CONSIGNE A:
Répondez à ces questions à partir de l'hommage à Tomi Ungerer :
(i) Dans quel comté d'Irlande est-il mort ?
(ii) Quelle galerie parisienne accueillait l'exposition lors de sa dernière visite à Paris ?
(iii) De quel journal provient la citation « Je suis un tritureur et un manipulateur » ?

TEXTE EXTRAIT:
+++

La colère et la révolte sont mes deux carburants (Tomi Ungerer)


TOMI UNGERER © picture alliance / Rolf Haid/MaxPPP
Il est mort chez sa fille, dans le comté de Cork, en Irlande. « La meilleure place où vivre », disait-il. Tomi Ungerer avait 87 ans. On le croyait éternel tant les photos de sa dernière visite à Paris fin 2018, à l’occasion d’une exposition à la galerie Martel, témoignaient d’une vitalité stupéfiante. Sous son chapeau, lunettes noires, visage émacié, mèche blanche sur le front, il avait l’air d’un chanteur de rock. 
Nous avons le coeur serré, nous, libraires, toujours enfants, éternels amoureux de Jean de La Lune, des Trois Brigands, d’Otto, du Géant, de Zloty… Ces albums qui ne déserteront jamais nos rayons, invités d’honneur, ad vitam aeternam.
Ah, Tomi Ungerer ! L’intelligence turbulente de Tomi Ungerer, l’inventivité infinie de Tomi Ungerer, l’humour piquant de Tomi Ungerer, l’indocilité réjouissante de Tomi Ungerer, la voix épaisse et chaude de Tomi Ungerer ! On se délectait de l’entendre répondre de façon tonitruante à ses interviewers, qui redoutaient sans doute de ne pas être à la hauteur. Il fallait en effet s’attendre à des entourloupes, des revers de main, des acrobaties, il était là où on ne l’attendait pas. Et c’était brillant, et c’était hilarant.
Nous avons feuilleté des pages d’entretien – il était bavard -, nous nous sommes replongés dans sa biographie, passionnante, et nous avons eu envie de glaner ses mots, si personnels, faisant oeuvre d’autoportrait. Lui laisser le dernier mot sera notre façon de lui dire merci…
« Je suis un tritureur et un manipulateur »(L’Humanité, déc. 2018)

+++

ENTRÉES FOURNIES:
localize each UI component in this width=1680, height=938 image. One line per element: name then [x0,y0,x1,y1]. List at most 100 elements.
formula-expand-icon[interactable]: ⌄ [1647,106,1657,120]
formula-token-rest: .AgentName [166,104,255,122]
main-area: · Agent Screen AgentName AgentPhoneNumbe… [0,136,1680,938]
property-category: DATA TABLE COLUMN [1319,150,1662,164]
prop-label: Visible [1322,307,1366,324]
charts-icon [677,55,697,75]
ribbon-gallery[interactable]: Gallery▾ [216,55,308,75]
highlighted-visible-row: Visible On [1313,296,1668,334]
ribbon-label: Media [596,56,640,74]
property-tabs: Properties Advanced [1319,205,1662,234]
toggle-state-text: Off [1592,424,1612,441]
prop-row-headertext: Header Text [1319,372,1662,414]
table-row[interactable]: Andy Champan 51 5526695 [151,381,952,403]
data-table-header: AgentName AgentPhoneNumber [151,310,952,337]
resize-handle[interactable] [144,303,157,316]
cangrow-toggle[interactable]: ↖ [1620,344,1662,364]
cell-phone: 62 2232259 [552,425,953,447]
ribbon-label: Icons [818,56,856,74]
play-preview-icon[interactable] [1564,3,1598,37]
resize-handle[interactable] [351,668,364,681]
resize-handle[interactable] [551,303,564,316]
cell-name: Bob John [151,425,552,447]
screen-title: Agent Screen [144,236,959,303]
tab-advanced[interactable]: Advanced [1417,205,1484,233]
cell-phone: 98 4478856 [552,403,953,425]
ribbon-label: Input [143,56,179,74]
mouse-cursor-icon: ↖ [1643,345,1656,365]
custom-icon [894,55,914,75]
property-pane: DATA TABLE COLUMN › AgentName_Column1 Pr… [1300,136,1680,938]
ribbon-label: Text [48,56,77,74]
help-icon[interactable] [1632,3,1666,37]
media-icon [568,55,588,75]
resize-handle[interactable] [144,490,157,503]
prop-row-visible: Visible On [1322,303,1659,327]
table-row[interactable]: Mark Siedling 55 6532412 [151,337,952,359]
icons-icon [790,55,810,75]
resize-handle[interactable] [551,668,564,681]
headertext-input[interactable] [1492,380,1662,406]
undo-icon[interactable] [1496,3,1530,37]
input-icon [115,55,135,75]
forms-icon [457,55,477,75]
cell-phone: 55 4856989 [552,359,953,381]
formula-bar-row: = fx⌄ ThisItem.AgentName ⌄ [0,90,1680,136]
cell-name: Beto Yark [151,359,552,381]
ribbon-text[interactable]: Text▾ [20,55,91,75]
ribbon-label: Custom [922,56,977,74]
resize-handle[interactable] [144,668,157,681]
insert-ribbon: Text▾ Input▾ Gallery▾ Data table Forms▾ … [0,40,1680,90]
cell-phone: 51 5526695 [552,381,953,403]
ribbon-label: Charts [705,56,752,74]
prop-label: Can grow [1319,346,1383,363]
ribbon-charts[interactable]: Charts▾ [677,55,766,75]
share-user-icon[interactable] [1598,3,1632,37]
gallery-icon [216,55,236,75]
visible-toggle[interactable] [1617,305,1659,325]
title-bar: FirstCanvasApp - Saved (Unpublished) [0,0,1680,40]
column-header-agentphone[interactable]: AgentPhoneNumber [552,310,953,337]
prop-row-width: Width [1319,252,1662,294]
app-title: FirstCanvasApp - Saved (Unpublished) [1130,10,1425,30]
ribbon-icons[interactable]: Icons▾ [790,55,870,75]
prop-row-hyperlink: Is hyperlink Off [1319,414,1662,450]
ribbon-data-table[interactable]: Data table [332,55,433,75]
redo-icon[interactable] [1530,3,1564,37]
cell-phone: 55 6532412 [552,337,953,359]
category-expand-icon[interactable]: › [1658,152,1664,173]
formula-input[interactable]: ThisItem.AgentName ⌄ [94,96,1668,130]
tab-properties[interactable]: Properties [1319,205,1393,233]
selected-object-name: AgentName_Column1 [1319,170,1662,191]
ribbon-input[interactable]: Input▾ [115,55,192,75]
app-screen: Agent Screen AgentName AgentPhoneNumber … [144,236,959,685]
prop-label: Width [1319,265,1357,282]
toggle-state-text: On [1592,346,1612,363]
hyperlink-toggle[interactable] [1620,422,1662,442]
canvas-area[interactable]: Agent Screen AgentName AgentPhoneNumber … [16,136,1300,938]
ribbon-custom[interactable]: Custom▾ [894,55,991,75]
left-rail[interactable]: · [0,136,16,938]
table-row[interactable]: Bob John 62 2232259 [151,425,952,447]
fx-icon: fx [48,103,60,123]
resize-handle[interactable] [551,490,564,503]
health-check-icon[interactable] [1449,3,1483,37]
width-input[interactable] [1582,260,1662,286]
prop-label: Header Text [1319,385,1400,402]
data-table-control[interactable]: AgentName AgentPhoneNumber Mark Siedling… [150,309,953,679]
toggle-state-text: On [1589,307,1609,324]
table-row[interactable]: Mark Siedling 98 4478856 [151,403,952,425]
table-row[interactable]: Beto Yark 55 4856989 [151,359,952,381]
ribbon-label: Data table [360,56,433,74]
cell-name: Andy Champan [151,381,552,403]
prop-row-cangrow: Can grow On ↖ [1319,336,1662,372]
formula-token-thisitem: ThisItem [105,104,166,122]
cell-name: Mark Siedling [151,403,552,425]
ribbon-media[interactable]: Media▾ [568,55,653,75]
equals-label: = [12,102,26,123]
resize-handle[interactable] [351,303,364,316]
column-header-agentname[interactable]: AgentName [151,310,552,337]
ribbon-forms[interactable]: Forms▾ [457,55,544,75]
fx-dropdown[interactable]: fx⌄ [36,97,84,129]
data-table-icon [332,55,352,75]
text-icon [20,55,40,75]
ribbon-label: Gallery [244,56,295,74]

+++

CONSIGNE B:
Reproduisez à l'identique les lignes des entrées, de la première jusqu'à celle contenant « cell-phone: 55 4856989 [552,359,953,381] », incluse.

RÉSULTAT A:
(i) Le comté de Cork.
(ii) La galerie Martel.
(iii) L'Humanité (déc. 2018).

RÉSULTAT B:
localize each UI component in this width=1680, height=938 image. One line per element: name then [x0,y0,x1,y1]. List at most 100 elements.
formula-expand-icon[interactable]: ⌄ [1647,106,1657,120]
formula-token-rest: .AgentName [166,104,255,122]
main-area: · Agent Screen AgentName AgentPhoneNumbe… [0,136,1680,938]
property-category: DATA TABLE COLUMN [1319,150,1662,164]
prop-label: Visible [1322,307,1366,324]
charts-icon [677,55,697,75]
ribbon-gallery[interactable]: Gallery▾ [216,55,308,75]
highlighted-visible-row: Visible On [1313,296,1668,334]
ribbon-label: Media [596,56,640,74]
property-tabs: Properties Advanced [1319,205,1662,234]
toggle-state-text: Off [1592,424,1612,441]
prop-row-headertext: Header Text [1319,372,1662,414]
table-row[interactable]: Andy Champan 51 5526695 [151,381,952,403]
data-table-header: AgentName AgentPhoneNumber [151,310,952,337]
resize-handle[interactable] [144,303,157,316]
cangrow-toggle[interactable]: ↖ [1620,344,1662,364]
cell-phone: 62 2232259 [552,425,953,447]
ribbon-label: Icons [818,56,856,74]
play-preview-icon[interactable] [1564,3,1598,37]
resize-handle[interactable] [351,668,364,681]
resize-handle[interactable] [551,303,564,316]
cell-name: Bob John [151,425,552,447]
screen-title: Agent Screen [144,236,959,303]
tab-advanced[interactable]: Advanced [1417,205,1484,233]
cell-phone: 98 4478856 [552,403,953,425]
ribbon-label: Input [143,56,179,74]
mouse-cursor-icon: ↖ [1643,345,1656,365]
custom-icon [894,55,914,75]
property-pane: DATA TABLE COLUMN › AgentName_Column1 Pr… [1300,136,1680,938]
ribbon-label: Text [48,56,77,74]
help-icon[interactable] [1632,3,1666,37]
media-icon [568,55,588,75]
resize-handle[interactable] [144,490,157,503]
prop-row-visible: Visible On [1322,303,1659,327]
table-row[interactable]: Mark Siedling 55 6532412 [151,337,952,359]
icons-icon [790,55,810,75]
resize-handle[interactable] [551,668,564,681]
headertext-input[interactable] [1492,380,1662,406]
undo-icon[interactable] [1496,3,1530,37]
input-icon [115,55,135,75]
forms-icon [457,55,477,75]
cell-phone: 55 4856989 [552,359,953,381]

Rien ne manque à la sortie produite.